Start of Given information

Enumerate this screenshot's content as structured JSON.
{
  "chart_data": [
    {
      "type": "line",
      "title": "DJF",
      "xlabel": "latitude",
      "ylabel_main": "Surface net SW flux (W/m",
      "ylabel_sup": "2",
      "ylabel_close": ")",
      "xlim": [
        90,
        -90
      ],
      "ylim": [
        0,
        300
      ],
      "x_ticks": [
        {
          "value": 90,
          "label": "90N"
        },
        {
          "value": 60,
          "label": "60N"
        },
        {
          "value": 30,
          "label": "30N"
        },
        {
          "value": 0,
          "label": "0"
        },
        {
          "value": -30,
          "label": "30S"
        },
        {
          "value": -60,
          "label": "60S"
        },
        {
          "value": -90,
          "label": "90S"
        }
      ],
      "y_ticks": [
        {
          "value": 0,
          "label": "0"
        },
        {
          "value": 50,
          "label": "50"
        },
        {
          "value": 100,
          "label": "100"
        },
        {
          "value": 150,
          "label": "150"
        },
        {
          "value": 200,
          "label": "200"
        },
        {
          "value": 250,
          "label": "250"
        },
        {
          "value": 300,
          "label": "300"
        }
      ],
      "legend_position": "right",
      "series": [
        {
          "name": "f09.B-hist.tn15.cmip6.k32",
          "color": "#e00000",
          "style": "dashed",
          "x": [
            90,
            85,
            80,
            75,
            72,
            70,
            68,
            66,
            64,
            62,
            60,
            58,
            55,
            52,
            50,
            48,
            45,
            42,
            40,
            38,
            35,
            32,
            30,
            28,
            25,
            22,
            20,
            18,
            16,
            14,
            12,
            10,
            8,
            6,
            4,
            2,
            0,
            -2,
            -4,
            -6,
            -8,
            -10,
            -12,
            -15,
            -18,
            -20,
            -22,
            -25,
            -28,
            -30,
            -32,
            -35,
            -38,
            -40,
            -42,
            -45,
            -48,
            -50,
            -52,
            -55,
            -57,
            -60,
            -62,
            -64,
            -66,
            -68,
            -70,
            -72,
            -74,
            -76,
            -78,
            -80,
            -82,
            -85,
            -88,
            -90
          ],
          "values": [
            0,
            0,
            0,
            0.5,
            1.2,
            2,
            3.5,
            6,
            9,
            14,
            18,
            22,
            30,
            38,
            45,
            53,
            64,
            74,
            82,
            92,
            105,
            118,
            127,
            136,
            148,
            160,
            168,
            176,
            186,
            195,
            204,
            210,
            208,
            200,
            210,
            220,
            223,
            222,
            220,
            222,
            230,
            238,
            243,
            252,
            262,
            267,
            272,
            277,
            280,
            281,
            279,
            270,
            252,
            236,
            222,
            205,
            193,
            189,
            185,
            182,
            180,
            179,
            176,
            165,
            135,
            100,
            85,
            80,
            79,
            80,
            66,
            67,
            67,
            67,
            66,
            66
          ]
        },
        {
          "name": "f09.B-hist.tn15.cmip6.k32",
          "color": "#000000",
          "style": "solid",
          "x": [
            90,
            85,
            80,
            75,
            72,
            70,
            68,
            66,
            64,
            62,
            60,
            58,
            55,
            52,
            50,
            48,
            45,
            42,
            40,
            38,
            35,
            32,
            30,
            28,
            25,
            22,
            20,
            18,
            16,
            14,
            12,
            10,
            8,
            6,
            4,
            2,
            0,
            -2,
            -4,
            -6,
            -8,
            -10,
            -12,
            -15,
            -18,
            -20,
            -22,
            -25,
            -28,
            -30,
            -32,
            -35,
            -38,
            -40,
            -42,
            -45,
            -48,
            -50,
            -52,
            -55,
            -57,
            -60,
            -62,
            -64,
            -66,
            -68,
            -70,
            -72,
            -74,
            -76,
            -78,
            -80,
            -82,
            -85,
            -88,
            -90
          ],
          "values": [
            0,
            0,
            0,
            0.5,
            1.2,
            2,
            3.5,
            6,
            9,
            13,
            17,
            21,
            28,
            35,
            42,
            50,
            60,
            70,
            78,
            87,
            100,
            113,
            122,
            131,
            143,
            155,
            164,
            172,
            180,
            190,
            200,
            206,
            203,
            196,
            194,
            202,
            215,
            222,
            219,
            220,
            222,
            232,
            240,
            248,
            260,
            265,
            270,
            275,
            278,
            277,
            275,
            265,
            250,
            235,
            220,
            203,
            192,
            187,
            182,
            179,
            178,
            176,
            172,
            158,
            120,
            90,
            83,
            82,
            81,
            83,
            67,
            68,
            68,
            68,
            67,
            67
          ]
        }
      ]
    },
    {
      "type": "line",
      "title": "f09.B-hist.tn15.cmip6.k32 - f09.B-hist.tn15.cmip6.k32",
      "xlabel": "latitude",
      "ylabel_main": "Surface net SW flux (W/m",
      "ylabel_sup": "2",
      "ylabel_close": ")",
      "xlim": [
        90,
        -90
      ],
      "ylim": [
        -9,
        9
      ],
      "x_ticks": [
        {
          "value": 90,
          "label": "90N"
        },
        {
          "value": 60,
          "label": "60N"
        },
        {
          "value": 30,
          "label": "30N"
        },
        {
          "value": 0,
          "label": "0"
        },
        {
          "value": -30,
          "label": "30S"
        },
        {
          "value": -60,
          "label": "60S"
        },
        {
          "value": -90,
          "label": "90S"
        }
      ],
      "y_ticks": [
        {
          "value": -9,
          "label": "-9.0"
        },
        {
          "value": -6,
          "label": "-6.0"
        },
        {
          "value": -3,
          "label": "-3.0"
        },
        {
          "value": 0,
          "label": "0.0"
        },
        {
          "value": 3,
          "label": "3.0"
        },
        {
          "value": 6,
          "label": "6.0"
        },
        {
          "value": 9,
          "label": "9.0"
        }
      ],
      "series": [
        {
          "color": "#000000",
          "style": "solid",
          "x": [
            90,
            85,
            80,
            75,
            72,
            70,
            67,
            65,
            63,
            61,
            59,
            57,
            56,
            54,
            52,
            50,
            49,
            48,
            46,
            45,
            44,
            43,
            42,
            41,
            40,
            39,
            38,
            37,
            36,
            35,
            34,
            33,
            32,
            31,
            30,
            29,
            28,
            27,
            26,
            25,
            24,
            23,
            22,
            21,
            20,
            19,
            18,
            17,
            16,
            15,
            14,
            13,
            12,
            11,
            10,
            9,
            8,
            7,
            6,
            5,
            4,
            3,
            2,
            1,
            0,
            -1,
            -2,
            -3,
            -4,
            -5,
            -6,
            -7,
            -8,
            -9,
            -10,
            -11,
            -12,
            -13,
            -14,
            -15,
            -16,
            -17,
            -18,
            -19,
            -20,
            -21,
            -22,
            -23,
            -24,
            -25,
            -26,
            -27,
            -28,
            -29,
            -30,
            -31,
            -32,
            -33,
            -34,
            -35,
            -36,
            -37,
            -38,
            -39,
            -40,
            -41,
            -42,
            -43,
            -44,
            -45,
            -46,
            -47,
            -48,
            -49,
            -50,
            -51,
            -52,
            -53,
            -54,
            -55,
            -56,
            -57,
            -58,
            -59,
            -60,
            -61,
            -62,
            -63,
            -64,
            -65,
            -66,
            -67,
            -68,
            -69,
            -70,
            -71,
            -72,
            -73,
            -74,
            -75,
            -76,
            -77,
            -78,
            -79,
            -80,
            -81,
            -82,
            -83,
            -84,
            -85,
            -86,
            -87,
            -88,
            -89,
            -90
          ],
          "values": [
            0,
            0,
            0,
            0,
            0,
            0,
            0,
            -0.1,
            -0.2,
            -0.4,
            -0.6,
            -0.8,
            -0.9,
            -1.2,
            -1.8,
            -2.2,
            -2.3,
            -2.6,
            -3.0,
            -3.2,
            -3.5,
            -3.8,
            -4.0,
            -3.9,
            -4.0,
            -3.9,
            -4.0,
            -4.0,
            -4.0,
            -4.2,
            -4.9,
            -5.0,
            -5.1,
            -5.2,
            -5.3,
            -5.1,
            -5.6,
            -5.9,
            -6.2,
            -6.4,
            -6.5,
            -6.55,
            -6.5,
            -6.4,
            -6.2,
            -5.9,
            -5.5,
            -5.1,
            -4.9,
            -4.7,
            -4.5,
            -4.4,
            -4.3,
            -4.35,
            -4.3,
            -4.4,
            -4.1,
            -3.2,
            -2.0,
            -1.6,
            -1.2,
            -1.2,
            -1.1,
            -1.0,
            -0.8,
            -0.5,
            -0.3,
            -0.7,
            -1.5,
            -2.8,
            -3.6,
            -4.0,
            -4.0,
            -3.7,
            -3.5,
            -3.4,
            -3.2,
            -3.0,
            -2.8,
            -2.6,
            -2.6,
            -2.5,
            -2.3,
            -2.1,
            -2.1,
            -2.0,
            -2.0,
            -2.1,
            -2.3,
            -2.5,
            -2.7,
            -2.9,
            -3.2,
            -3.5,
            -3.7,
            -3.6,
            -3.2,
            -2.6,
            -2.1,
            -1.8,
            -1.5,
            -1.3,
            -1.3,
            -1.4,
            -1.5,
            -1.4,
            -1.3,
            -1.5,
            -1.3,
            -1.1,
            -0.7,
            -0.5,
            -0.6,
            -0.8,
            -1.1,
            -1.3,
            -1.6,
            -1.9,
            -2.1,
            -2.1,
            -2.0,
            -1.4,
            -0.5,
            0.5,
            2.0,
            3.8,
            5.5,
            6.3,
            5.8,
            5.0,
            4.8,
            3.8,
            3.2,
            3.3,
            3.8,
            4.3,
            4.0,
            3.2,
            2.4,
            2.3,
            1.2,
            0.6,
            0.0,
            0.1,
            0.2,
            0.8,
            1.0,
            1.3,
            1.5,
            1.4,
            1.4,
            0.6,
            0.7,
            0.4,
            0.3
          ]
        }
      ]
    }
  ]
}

End of Given information

▸ The task
State how many lines of the records above contain "title", with no words besides the number.

▸ Written solution
2